▸ **What this task involves**: Count the lines in the rows below that contain the string "their". Reply with that number alone.
-- Start Dataset --
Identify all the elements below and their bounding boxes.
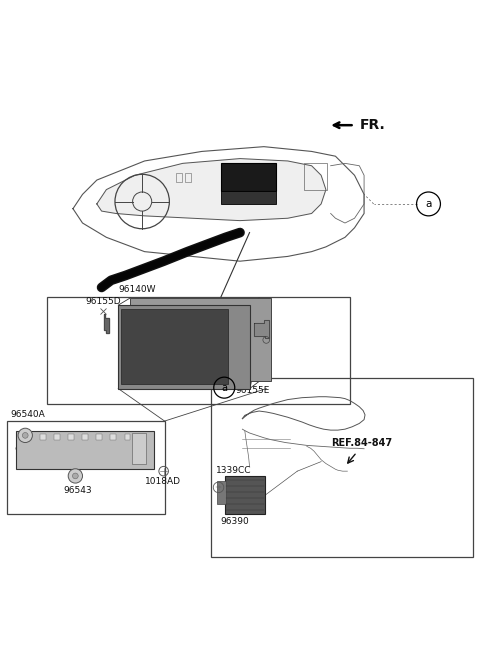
Circle shape — [72, 473, 78, 479]
Bar — [7, 421, 165, 514]
Bar — [221, 163, 276, 191]
Bar — [26, 434, 32, 440]
Bar — [304, 163, 327, 190]
Bar — [217, 481, 226, 504]
Bar — [82, 434, 88, 440]
Circle shape — [68, 469, 83, 483]
Bar — [47, 297, 350, 404]
Text: 96543: 96543 — [63, 485, 92, 495]
Text: REF.84-847: REF.84-847 — [331, 438, 392, 447]
Bar — [54, 434, 60, 440]
Bar — [225, 476, 265, 514]
Bar — [40, 434, 46, 440]
Bar — [132, 433, 146, 464]
Text: 96155E: 96155E — [235, 386, 270, 394]
Bar — [96, 434, 102, 440]
Circle shape — [18, 428, 33, 443]
Text: 96540A: 96540A — [10, 411, 45, 419]
Text: 96390: 96390 — [220, 517, 249, 525]
Text: 1339CC: 1339CC — [216, 466, 252, 475]
Bar — [185, 173, 192, 182]
Polygon shape — [254, 320, 269, 338]
Text: 1018AD: 1018AD — [144, 477, 180, 486]
Circle shape — [23, 432, 28, 438]
Text: a: a — [425, 199, 432, 209]
Bar — [16, 430, 154, 469]
Bar — [120, 309, 228, 384]
Bar — [130, 298, 271, 381]
Bar — [211, 378, 473, 557]
Polygon shape — [104, 314, 109, 333]
Bar — [110, 434, 116, 440]
Text: 96140W: 96140W — [118, 285, 156, 295]
Bar — [176, 173, 182, 182]
Bar — [221, 191, 276, 205]
Text: FR.: FR. — [360, 118, 385, 132]
Text: a: a — [221, 382, 227, 393]
Bar — [68, 434, 74, 440]
Polygon shape — [97, 159, 326, 220]
Bar — [118, 305, 250, 388]
Bar — [124, 434, 130, 440]
Text: 96543: 96543 — [15, 445, 43, 455]
Text: 96155D: 96155D — [85, 297, 120, 306]
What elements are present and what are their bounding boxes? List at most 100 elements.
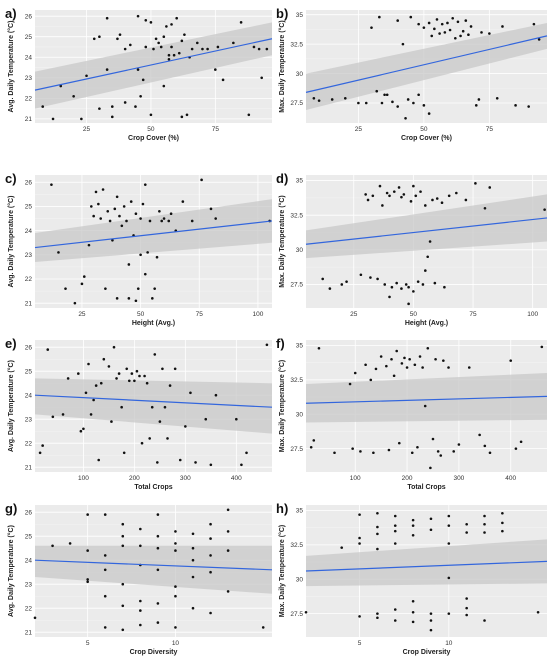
data-point	[411, 524, 415, 527]
data-point	[66, 377, 70, 380]
x-tick-label: 50	[137, 311, 145, 318]
data-point	[117, 372, 121, 375]
data-point	[139, 599, 142, 603]
data-point	[376, 616, 379, 620]
data-point	[465, 606, 468, 610]
data-point	[385, 364, 388, 368]
data-point	[200, 178, 203, 182]
data-point	[317, 346, 321, 350]
y-tick-label: 27.5	[290, 100, 303, 107]
y-axis-title: Max. Daily Temperature (°C)	[278, 525, 286, 618]
data-point	[424, 269, 427, 272]
regression-line	[305, 217, 548, 245]
data-point	[86, 513, 89, 516]
x-axis-title: Crop Cover (%)	[401, 135, 452, 142]
data-point	[366, 198, 370, 202]
confidence-band	[306, 194, 547, 259]
data-point	[438, 32, 441, 35]
y-tick-label: 22	[25, 96, 33, 103]
data-point	[156, 621, 160, 624]
data-point	[483, 531, 486, 534]
data-point	[191, 575, 195, 579]
data-point	[180, 115, 184, 119]
data-point	[178, 458, 182, 462]
data-point	[400, 362, 404, 365]
data-point	[405, 366, 409, 369]
data-point	[162, 217, 166, 220]
data-point	[204, 417, 208, 421]
data-point	[190, 47, 194, 51]
data-point	[359, 450, 362, 453]
data-point	[165, 25, 168, 28]
data-point	[121, 604, 125, 608]
y-tick-label: 35	[296, 508, 304, 515]
data-point	[86, 549, 89, 552]
data-point	[68, 542, 72, 545]
data-point	[111, 238, 114, 242]
data-point	[304, 610, 308, 614]
data-point	[163, 405, 167, 409]
data-point	[41, 105, 45, 108]
data-point	[97, 458, 101, 462]
data-point	[358, 536, 361, 540]
data-point	[151, 297, 154, 300]
y-tick-label: 30	[296, 71, 304, 78]
panel-letter: c)	[5, 171, 17, 186]
data-point	[191, 558, 195, 562]
data-point	[464, 19, 468, 22]
data-point	[177, 51, 181, 55]
data-point	[372, 451, 375, 455]
regression-line	[305, 560, 548, 572]
data-point	[252, 45, 256, 49]
data-point	[136, 14, 140, 18]
data-point	[101, 188, 105, 191]
data-point	[139, 544, 142, 548]
data-point	[61, 413, 65, 416]
data-point	[86, 578, 89, 581]
data-point	[480, 31, 483, 34]
data-point	[94, 190, 98, 194]
data-point	[184, 425, 187, 428]
data-point	[424, 204, 427, 207]
data-point	[226, 549, 230, 552]
data-point	[387, 448, 391, 452]
data-point	[381, 204, 384, 207]
data-point	[364, 363, 367, 367]
data-point	[439, 454, 443, 457]
x-tick-label: 200	[402, 475, 413, 482]
data-point	[153, 287, 156, 290]
data-point	[194, 461, 197, 464]
data-point	[247, 113, 251, 117]
data-point	[447, 514, 451, 518]
data-point	[134, 212, 138, 215]
data-point	[380, 101, 384, 105]
data-point	[429, 612, 433, 615]
data-point	[121, 522, 125, 526]
data-point	[64, 287, 67, 290]
data-point	[209, 611, 212, 615]
x-axis-title: Crop Diversity	[403, 649, 451, 656]
data-point	[423, 404, 427, 408]
data-point	[146, 251, 149, 254]
panel-letter: f)	[276, 336, 285, 351]
data-point	[478, 433, 481, 437]
y-tick-label: 23	[25, 252, 33, 259]
x-tick-label: 75	[212, 126, 220, 133]
data-point	[120, 405, 123, 409]
data-point	[351, 447, 354, 450]
data-point	[148, 437, 151, 440]
confidence-band	[306, 22, 547, 111]
data-point	[370, 26, 373, 29]
data-point	[143, 183, 147, 186]
data-point	[160, 219, 164, 223]
data-point	[99, 217, 103, 220]
regression-line	[305, 35, 548, 93]
panel-e: e) 21 22 23 24 25 26 100 200 300 400 Total Crops Avg…	[5, 336, 273, 491]
y-tick-label: 30	[296, 411, 304, 418]
data-point	[156, 546, 160, 550]
data-point	[501, 529, 504, 533]
data-point	[312, 439, 316, 442]
data-point	[50, 183, 53, 186]
y-tick-label: 25	[25, 34, 33, 41]
confidence-band	[306, 539, 547, 587]
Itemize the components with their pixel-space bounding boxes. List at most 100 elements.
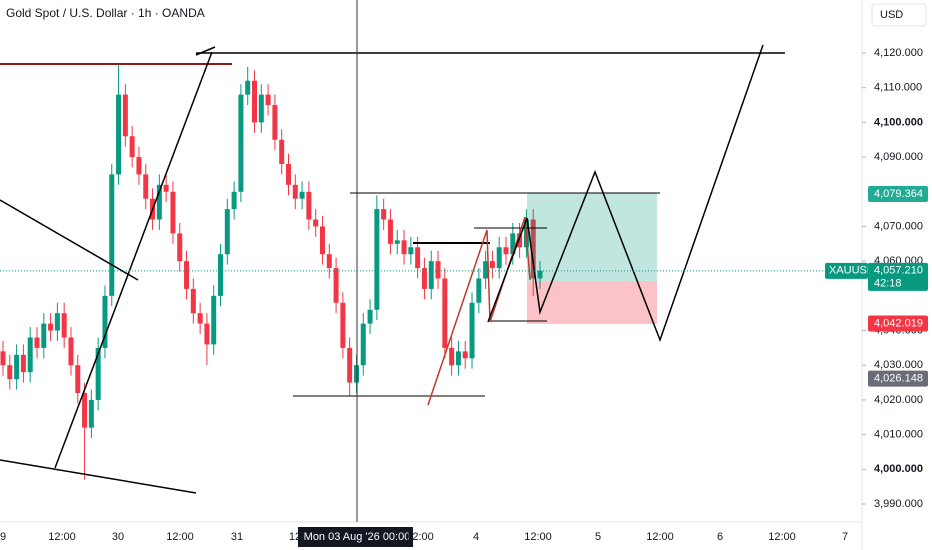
target-zone [527, 193, 657, 281]
candle-body [34, 337, 40, 348]
candle-body [177, 233, 183, 262]
candle-body [415, 247, 421, 269]
x-tick-label: 12:00 [48, 531, 76, 543]
candle-body [313, 219, 319, 227]
candle-body [252, 80, 258, 123]
candle-body [279, 139, 285, 165]
symbol-tag [825, 262, 868, 279]
y-tick-label: 4,100.000 [874, 116, 923, 128]
candle-body [238, 94, 244, 192]
candle-body [231, 191, 237, 210]
candle-body [224, 209, 230, 255]
x-tick-label: 12:00 [524, 531, 552, 543]
x-tick-label: 9 [0, 531, 6, 543]
candle-body [163, 184, 169, 192]
y-tick-label: 4,000.000 [874, 463, 923, 475]
price-tag-label: 4,026.148 [874, 373, 923, 385]
y-tick-label: 3,990.000 [874, 498, 923, 510]
y-tick-label: 4,010.000 [874, 429, 923, 441]
x-tick-label: 4 [473, 531, 479, 543]
y-tick-label: 4,090.000 [874, 151, 923, 163]
candle-body [95, 347, 101, 400]
candle-body [129, 136, 135, 158]
y-tick-label: 4,020.000 [874, 394, 923, 406]
candle-body [469, 302, 475, 359]
candle-body [319, 226, 325, 255]
candle-body [340, 302, 346, 348]
candle-body [462, 351, 468, 359]
time-axis: 9 12:00 30 12:00 31 12 Mon 03 Aug '26 00:0012:… [0, 527, 848, 547]
drawings [0, 0, 785, 522]
trend-line [0, 199, 139, 281]
candle-body [517, 233, 523, 248]
candle-body [102, 295, 108, 348]
candle-body [306, 191, 312, 220]
candle-body [20, 354, 26, 373]
trend-line [0, 459, 197, 494]
trend-line [54, 51, 213, 469]
candle-body [435, 261, 441, 279]
candle-body [197, 313, 203, 324]
candle-body [360, 323, 366, 366]
candle-body [184, 261, 190, 289]
zigzag [427, 216, 531, 406]
price-tag-label: 4,042.019 [874, 317, 923, 329]
candle-body [408, 247, 414, 255]
candle-body [218, 254, 224, 296]
candle-body [489, 261, 495, 269]
candle-body [483, 261, 489, 279]
candle-body [449, 347, 455, 366]
y-tick-label: 4,030.000 [874, 359, 923, 371]
x-tick-label: 12:00 [406, 531, 434, 543]
candle-body [442, 278, 448, 348]
candle-body [68, 337, 74, 366]
candle-body [190, 288, 196, 314]
price-tag [868, 185, 928, 202]
price-tag-label: 4,079.364 [874, 188, 923, 200]
candle-body [109, 174, 115, 296]
countdown-label: 42:18 [874, 278, 902, 290]
candle-body [394, 240, 400, 244]
candle-body [285, 164, 291, 185]
x-tick-label: 12:00 [166, 531, 194, 543]
candle-body [387, 219, 393, 244]
candle-body [27, 337, 33, 373]
x-tick-label: 31 [231, 531, 243, 543]
candle-body [401, 240, 407, 255]
candle-body [272, 105, 278, 140]
y-tick-label: 4,110.000 [874, 82, 922, 94]
projection-path [487, 44, 764, 343]
chart-title: Gold Spot / U.S. Dollar · 1h · OANDA [6, 6, 205, 20]
candle-body [530, 219, 536, 279]
candle-body [428, 261, 434, 289]
candle-body [75, 365, 81, 393]
candle-body [54, 313, 60, 331]
candle-body [347, 347, 353, 383]
candle-body [204, 323, 210, 345]
x-tick-label: 7 [842, 531, 848, 543]
candle-body [333, 268, 339, 303]
candle-body [381, 209, 387, 220]
stop-zone [527, 281, 657, 324]
currency-button[interactable] [871, 3, 927, 27]
crosshair-time-tag [298, 527, 413, 547]
candle-body [258, 94, 264, 123]
x-tick-label: 30 [112, 531, 124, 543]
candle-body [211, 295, 217, 345]
candle-body [455, 351, 461, 366]
current-price-label: 4,057.210 [874, 265, 923, 277]
currency-label[interactable]: USD [880, 9, 903, 21]
x-tick-label: 6 [717, 531, 723, 543]
candle-body [299, 191, 305, 199]
candle-body [170, 191, 176, 234]
x-tick-label: 12:00 [646, 531, 674, 543]
candle-body [503, 247, 509, 255]
candle-body [122, 94, 128, 137]
y-tick-label: 4,070.000 [874, 220, 923, 232]
symbol-label: XAUUSD [829, 265, 875, 277]
candle-body [476, 278, 482, 303]
candles [0, 63, 543, 480]
candle-body [14, 354, 20, 380]
candle-body [265, 94, 271, 106]
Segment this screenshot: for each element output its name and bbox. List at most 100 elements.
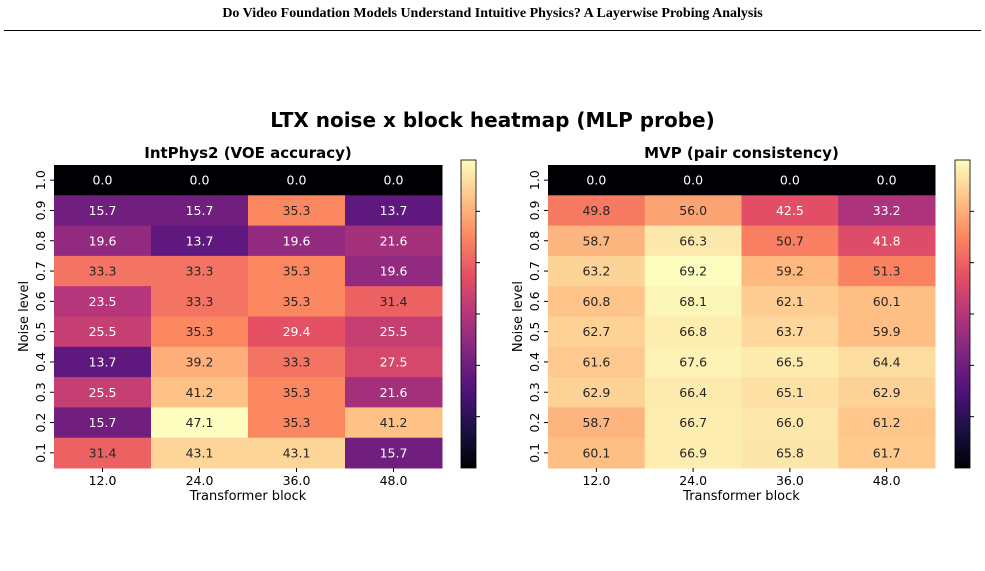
-- End Dataset --
▸ **Correct result**: 3